> [What you should do]: Write out the listing exactly as it is given.

> [Task input]:
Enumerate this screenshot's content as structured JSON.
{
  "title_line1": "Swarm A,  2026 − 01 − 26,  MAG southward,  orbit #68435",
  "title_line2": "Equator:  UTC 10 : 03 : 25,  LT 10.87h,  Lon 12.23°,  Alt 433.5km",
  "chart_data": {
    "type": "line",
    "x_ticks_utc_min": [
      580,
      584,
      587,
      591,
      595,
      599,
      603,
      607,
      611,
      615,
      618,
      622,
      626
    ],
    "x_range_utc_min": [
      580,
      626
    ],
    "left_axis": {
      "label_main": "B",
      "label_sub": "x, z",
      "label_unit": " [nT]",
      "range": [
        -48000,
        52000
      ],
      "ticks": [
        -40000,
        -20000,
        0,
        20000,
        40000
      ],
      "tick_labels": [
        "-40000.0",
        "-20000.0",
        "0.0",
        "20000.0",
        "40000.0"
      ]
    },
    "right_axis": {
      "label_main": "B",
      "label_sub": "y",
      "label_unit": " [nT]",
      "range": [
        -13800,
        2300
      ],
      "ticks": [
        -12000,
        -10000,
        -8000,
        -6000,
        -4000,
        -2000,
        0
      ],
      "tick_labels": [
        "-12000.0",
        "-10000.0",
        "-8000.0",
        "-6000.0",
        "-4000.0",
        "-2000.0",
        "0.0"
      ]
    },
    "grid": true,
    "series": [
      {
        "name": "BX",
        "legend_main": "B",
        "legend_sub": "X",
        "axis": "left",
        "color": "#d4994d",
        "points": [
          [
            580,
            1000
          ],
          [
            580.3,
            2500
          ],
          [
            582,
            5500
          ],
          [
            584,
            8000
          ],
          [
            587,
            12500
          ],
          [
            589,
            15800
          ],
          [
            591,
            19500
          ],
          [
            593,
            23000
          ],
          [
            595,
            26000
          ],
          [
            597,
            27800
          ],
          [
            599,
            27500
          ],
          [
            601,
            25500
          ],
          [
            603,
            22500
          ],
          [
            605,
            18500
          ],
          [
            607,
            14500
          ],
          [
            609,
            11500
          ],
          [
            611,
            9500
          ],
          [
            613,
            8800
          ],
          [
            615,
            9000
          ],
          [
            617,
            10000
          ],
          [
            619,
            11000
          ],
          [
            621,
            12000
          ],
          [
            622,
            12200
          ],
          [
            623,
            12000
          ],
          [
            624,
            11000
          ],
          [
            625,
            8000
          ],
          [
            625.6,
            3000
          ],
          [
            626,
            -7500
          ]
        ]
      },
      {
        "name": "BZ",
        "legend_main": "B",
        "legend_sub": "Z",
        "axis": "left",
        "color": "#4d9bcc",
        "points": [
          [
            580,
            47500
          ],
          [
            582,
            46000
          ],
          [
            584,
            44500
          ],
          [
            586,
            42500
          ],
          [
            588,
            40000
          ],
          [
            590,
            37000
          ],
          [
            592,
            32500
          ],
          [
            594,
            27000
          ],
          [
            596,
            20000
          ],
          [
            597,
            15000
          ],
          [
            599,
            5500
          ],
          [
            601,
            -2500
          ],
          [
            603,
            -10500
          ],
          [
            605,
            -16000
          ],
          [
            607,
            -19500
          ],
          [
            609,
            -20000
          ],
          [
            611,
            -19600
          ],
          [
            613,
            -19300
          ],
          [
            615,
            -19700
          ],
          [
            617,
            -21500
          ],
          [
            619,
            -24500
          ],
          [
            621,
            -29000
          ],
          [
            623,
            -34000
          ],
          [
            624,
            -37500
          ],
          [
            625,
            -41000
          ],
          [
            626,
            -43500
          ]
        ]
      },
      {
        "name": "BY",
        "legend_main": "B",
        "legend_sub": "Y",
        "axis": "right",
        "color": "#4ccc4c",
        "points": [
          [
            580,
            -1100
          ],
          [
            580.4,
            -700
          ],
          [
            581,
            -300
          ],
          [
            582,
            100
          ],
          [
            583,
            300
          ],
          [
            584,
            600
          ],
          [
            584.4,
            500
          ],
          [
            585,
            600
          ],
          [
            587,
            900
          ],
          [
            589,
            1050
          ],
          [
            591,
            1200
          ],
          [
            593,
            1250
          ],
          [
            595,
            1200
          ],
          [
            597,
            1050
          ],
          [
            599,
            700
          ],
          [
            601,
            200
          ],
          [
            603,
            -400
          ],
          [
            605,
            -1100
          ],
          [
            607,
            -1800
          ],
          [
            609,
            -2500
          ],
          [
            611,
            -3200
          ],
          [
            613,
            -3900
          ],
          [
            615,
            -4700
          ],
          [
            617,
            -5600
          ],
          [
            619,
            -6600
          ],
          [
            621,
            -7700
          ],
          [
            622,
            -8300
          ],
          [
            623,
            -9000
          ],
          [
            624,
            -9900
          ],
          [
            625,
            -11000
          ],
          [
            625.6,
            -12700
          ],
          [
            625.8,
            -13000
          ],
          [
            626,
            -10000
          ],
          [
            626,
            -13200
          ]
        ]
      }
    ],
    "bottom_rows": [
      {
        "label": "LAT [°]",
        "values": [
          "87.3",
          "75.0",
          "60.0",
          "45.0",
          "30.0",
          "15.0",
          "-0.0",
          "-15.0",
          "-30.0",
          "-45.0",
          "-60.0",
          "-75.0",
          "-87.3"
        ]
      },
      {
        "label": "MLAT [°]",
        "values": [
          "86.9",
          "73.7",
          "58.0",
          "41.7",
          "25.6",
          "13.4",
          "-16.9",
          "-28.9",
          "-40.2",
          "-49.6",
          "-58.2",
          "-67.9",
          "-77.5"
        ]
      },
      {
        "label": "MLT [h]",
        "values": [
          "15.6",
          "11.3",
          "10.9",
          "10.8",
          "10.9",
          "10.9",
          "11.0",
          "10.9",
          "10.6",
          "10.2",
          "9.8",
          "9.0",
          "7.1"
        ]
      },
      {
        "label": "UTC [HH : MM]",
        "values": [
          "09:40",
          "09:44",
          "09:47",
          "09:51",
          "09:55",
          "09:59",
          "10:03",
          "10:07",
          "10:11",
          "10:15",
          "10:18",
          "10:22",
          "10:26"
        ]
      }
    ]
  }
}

> [Result of this exercise]:
Enumerate this screenshot's content as structured JSON.
{
  "title_line1": "Swarm A,  2026 − 01 − 26,  MAG southward,  orbit #68435",
  "title_line2": "Equator:  UTC 10 : 03 : 25,  LT 10.87h,  Lon 12.23°,  Alt 433.5km",
  "chart_data": {
    "type": "line",
    "x_ticks_utc_min": [
      580,
      584,
      587,
      591,
      595,
      599,
      603,
      607,
      611,
      615,
      618,
      622,
      626
    ],
    "x_range_utc_min": [
      580,
      626
    ],
    "left_axis": {
      "label_main": "B",
      "label_sub": "x, z",
      "label_unit": " [nT]",
      "range": [
        -48000,
        52000
      ],
      "ticks": [
        -40000,
        -20000,
        0,
        20000,
        40000
      ],
      "tick_labels": [
        "-40000.0",
        "-20000.0",
        "0.0",
        "20000.0",
        "40000.0"
      ]
    },
    "right_axis": {
      "label_main": "B",
      "label_sub": "y",
      "label_unit": " [nT]",
      "range": [
        -13800,
        2300
      ],
      "ticks": [
        -12000,
        -10000,
        -8000,
        -6000,
        -4000,
        -2000,
        0
      ],
      "tick_labels": [
        "-12000.0",
        "-10000.0",
        "-8000.0",
        "-6000.0",
        "-4000.0",
        "-2000.0",
        "0.0"
      ]
    },
    "grid": true,
    "series": [
      {
        "name": "BX",
        "legend_main": "B",
        "legend_sub": "X",
        "axis": "left",
        "color": "#d4994d",
        "points": [
          [
            580,
            1000
          ],
          [
            580.3,
            2500
          ],
          [
            582,
            5500
          ],
          [
            584,
            8000
          ],
          [
            587,
            12500
          ],
          [
            589,
            15800
          ],
          [
            591,
            19500
          ],
          [
            593,
            23000
          ],
          [
            595,
            26000
          ],
          [
            597,
            27800
          ],
          [
            599,
            27500
          ],
          [
            601,
            25500
          ],
          [
            603,
            22500
          ],
          [
            605,
            18500
          ],
          [
            607,
            14500
          ],
          [
            609,
            11500
          ],
          [
            611,
            9500
          ],
          [
            613,
            8800
          ],
          [
            615,
            9000
          ],
          [
            617,
            10000
          ],
          [
            619,
            11000
          ],
          [
            621,
            12000
          ],
          [
            622,
            12200
          ],
          [
            623,
            12000
          ],
          [
            624,
            11000
          ],
          [
            625,
            8000
          ],
          [
            625.6,
            3000
          ],
          [
            626,
            -7500
          ]
        ]
      },
      {
        "name": "BZ",
        "legend_main": "B",
        "legend_sub": "Z",
        "axis": "left",
        "color": "#4d9bcc",
        "points": [
          [
            580,
            47500
          ],
          [
            582,
            46000
          ],
          [
            584,
            44500
          ],
          [
            586,
            42500
          ],
          [
            588,
            40000
          ],
          [
            590,
            37000
          ],
          [
            592,
            32500
          ],
          [
            594,
            27000
          ],
          [
            596,
            20000
          ],
          [
            597,
            15000
          ],
          [
            599,
            5500
          ],
          [
            601,
            -2500
          ],
          [
            603,
            -10500
          ],
          [
            605,
            -16000
          ],
          [
            607,
            -19500
          ],
          [
            609,
            -20000
          ],
          [
            611,
            -19600
          ],
          [
            613,
            -19300
          ],
          [
            615,
            -19700
          ],
          [
            617,
            -21500
          ],
          [
            619,
            -24500
          ],
          [
            621,
            -29000
          ],
          [
            623,
            -34000
          ],
          [
            624,
            -37500
          ],
          [
            625,
            -41000
          ],
          [
            626,
            -43500
          ]
        ]
      },
      {
        "name": "BY",
        "legend_main": "B",
        "legend_sub": "Y",
        "axis": "right",
        "color": "#4ccc4c",
        "points": [
          [
            580,
            -1100
          ],
          [
            580.4,
            -700
          ],
          [
            581,
            -300
          ],
          [
            582,
            100
          ],
          [
            583,
            300
          ],
          [
            584,
            600
          ],
          [
            584.4,
            500
          ],
          [
            585,
            600
          ],
          [
            587,
            900
          ],
          [
            589,
            1050
          ],
          [
            591,
            1200
          ],
          [
            593,
            1250
          ],
          [
            595,
            1200
          ],
          [
            597,
            1050
          ],
          [
            599,
            700
          ],
          [
            601,
            200
          ],
          [
            603,
            -400
          ],
          [
            605,
            -1100
          ],
          [
            607,
            -1800
          ],
          [
            609,
            -2500
          ],
          [
            611,
            -3200
          ],
          [
            613,
            -3900
          ],
          [
            615,
            -4700
          ],
          [
            617,
            -5600
          ],
          [
            619,
            -6600
          ],
          [
            621,
            -7700
          ],
          [
            622,
            -8300
          ],
          [
            623,
            -9000
          ],
          [
            624,
            -9900
          ],
          [
            625,
            -11000
          ],
          [
            625.6,
            -12700
          ],
          [
            625.8,
            -13000
          ],
          [
            626,
            -10000
          ],
          [
            626,
            -13200
          ]
        ]
      }
    ],
    "bottom_rows": [
      {
        "label": "LAT [°]",
        "values": [
          "87.3",
          "75.0",
          "60.0",
          "45.0",
          "30.0",
          "15.0",
          "-0.0",
          "-15.0",
          "-30.0",
          "-45.0",
          "-60.0",
          "-75.0",
          "-87.3"
        ]
      },
      {
        "label": "MLAT [°]",
        "values": [
          "86.9",
          "73.7",
          "58.0",
          "41.7",
          "25.6",
          "13.4",
          "-16.9",
          "-28.9",
          "-40.2",
          "-49.6",
          "-58.2",
          "-67.9",
          "-77.5"
        ]
      },
      {
        "label": "MLT [h]",
        "values": [
          "15.6",
          "11.3",
          "10.9",
          "10.8",
          "10.9",
          "10.9",
          "11.0",
          "10.9",
          "10.6",
          "10.2",
          "9.8",
          "9.0",
          "7.1"
        ]
      },
      {
        "label": "UTC [HH : MM]",
        "values": [
          "09:40",
          "09:44",
          "09:47",
          "09:51",
          "09:55",
          "09:59",
          "10:03",
          "10:07",
          "10:11",
          "10:15",
          "10:18",
          "10:22",
          "10:26"
        ]
      }
    ]
  }
}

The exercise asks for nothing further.